Mr Trump, who is thought to have been holed up in the Oval Office all day, was considering the proposal and would issue a response, the White House said.
The ceasefire gives Mr Trump a win, or at least the appearance of one, at a moment when it really mattered.
As The Telegraph noted, Pope Leo weighed in, saying “this threat against the entire people of Iran … truly is not acceptable”. But the problem is that Trump has developed a negotiating style over three different careers that's proven effective. It includes making wildly unreasonable demands until he gets a response he can live with, but it also includes careful study of his opponent. The Iranian mullahs are intransigent, they don't negotiate in good faith, and they treat the Western wish to seem reasonable as weakness.Trump's counter-strategy was plain all along. Yesterday I linked to Fred Kaplan at Slate, who asked, "What Kind of Person Talks Like This—Let Alone a President at War?" But he almost got things right:
[O]ne might charitably interpret Trump’s tweets as a reprise of Richard Nixon’s “madman strategy”—the notion that an enemy will surrender out of fear that the American president is as crazy as he sounds and really will carry out his threat. But it’s worth noting that the ploy didn’t work for Nixon against North Vietnam—and it’s unlikely to work for Trump against Iran.
While Kaplan accurately characterizes Nixon's "madman strategy" (which was carefully calibrated with Kissinger), he underestimates its success. In 1972, faced with North Vietnamese intransigence, Nixon progressively removed previous restraints on US strategy, ordered B-52 strikes on North Vietnam, and ultimately mined Haiphong Harbor.
Though both the Soviets and Chinese frowned on the mining, they did not take active steps to protest it. With the North Vietnamese coast effectively closed to maritime traffic, Nixon ordered a new air interdiction campaign, dubbed Operation Linebacker, to commence.
. . . With imports into North Vietnam down 35-50% and with PAVN forces stalled, Hanoi became willing to resume talks and make concessions. As a result, Nixon ordered bombing above the 20th Parallel to cease on October 23, effectively ending Operation Linebacker.
If anything, Pope Leo facilitated Trump's "madman strategy" when he called it "not acceptable". Indeed, Trump cultivates his bad-boy image, again because it serves his purpose as a negotiator:
During a phone interview with Fox & Friends on Tuesday, Aug. 19, the president gave a new explanation for taking action to end the war in Ukraine — including positioning himself as a mediator between Russian President Vladimir Putin and Ukrainian President Volodymyr Zelenskyy.
“If I can save 7,000 people a week from being killed, I think that’s pretty-- I want to try to get to heaven if possible," Trump said.
"I’m hearing that I’m not doing well. I am really at the bottom of the totem pole,” he added, to laughter from the Fox News hosts. "But if I can get to heaven, this will be one of the reasons.”

===

== Task description ==
Reproduce the passage on Trump's negotiating style word for word, starting at "If anything, Pope" and ending at "President Volodymyr Zelenskyy.". Work only from the passage on Trump's negotiating style, not from outside knowledge.

===

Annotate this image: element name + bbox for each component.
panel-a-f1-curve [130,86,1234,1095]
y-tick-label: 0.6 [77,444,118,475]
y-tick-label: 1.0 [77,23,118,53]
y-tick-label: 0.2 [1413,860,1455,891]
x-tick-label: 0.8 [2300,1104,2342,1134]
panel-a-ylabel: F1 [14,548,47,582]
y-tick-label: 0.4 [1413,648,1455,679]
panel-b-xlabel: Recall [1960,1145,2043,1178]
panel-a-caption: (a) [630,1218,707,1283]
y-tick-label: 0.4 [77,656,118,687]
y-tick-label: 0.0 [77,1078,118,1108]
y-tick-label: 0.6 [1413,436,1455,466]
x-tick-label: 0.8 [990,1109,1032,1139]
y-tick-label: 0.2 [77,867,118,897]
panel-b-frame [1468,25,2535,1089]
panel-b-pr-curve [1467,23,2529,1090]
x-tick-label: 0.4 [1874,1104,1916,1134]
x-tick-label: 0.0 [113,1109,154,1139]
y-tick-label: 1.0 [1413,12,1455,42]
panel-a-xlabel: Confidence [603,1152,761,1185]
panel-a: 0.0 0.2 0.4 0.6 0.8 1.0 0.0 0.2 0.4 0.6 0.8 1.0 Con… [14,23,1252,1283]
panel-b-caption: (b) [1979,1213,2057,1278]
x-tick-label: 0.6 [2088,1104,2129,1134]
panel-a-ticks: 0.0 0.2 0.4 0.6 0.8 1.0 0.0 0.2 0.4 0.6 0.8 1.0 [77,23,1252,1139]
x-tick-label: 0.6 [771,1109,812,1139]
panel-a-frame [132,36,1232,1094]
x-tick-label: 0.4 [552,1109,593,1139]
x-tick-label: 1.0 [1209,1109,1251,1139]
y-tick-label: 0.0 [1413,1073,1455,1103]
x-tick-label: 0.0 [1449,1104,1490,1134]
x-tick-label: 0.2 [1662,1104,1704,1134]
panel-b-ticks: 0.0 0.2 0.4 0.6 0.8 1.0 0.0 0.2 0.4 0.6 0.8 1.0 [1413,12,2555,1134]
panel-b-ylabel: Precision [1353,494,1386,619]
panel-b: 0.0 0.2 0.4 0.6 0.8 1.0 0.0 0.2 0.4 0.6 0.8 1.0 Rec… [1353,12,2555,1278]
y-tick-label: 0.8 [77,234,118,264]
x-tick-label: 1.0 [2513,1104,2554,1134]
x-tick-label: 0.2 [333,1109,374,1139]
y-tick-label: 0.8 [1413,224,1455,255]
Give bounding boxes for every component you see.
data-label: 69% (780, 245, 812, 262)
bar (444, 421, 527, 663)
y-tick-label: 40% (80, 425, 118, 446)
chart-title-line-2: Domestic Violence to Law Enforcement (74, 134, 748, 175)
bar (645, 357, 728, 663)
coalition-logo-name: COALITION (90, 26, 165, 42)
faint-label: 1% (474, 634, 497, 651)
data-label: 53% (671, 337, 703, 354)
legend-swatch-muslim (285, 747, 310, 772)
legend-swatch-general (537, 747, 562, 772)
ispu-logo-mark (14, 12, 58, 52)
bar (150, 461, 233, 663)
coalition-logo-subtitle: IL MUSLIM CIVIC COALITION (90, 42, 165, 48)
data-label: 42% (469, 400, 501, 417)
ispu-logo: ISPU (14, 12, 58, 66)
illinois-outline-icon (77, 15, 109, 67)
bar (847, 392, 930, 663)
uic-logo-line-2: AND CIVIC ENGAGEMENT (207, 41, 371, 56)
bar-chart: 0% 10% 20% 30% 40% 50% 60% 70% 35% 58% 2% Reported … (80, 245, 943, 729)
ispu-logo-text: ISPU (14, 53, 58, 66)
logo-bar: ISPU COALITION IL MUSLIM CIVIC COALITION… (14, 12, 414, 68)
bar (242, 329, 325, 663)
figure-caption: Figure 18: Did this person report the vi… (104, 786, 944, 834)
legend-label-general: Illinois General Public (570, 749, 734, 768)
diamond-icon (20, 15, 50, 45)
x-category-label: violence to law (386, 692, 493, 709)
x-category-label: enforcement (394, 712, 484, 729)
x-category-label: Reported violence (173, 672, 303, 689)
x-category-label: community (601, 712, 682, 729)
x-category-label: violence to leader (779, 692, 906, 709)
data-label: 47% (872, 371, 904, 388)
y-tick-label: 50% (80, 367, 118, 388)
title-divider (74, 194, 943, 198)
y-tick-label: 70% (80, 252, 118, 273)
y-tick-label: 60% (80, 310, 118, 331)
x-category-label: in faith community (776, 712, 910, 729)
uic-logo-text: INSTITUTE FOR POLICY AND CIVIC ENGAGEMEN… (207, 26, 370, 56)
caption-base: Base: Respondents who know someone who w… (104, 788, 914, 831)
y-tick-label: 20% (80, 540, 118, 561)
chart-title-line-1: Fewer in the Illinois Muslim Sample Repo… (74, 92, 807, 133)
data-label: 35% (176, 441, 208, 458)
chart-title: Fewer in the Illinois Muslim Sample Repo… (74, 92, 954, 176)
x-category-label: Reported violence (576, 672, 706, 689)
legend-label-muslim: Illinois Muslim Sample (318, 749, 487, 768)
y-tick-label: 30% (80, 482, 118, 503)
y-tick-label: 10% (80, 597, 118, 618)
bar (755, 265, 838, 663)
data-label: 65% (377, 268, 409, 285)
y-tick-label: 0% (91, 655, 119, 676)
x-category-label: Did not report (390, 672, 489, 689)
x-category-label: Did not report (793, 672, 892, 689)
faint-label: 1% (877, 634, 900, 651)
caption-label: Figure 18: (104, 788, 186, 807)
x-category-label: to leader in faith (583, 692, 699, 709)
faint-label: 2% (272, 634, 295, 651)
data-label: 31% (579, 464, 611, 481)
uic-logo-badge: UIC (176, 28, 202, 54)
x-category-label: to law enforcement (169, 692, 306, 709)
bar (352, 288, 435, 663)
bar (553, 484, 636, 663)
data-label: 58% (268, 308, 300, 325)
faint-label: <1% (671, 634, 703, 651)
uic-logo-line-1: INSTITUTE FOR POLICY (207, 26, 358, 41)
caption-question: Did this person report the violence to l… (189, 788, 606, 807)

===

== Answer space ==
If anything, Pope Leo facilitated Trump's "madman strategy" when he called it "not acceptable". Indeed, Trump cultivates his bad-boy image, again because it serves his purpose as a negotiator:
During a phone interview with Fox & Friends on Tuesday, Aug. 19, the president gave a new explanation for taking action to end the war in Ukraine — including positioning himself as a mediator between Russian President Vladimir Putin and Ukrainian President Volodymyr Zelenskyy.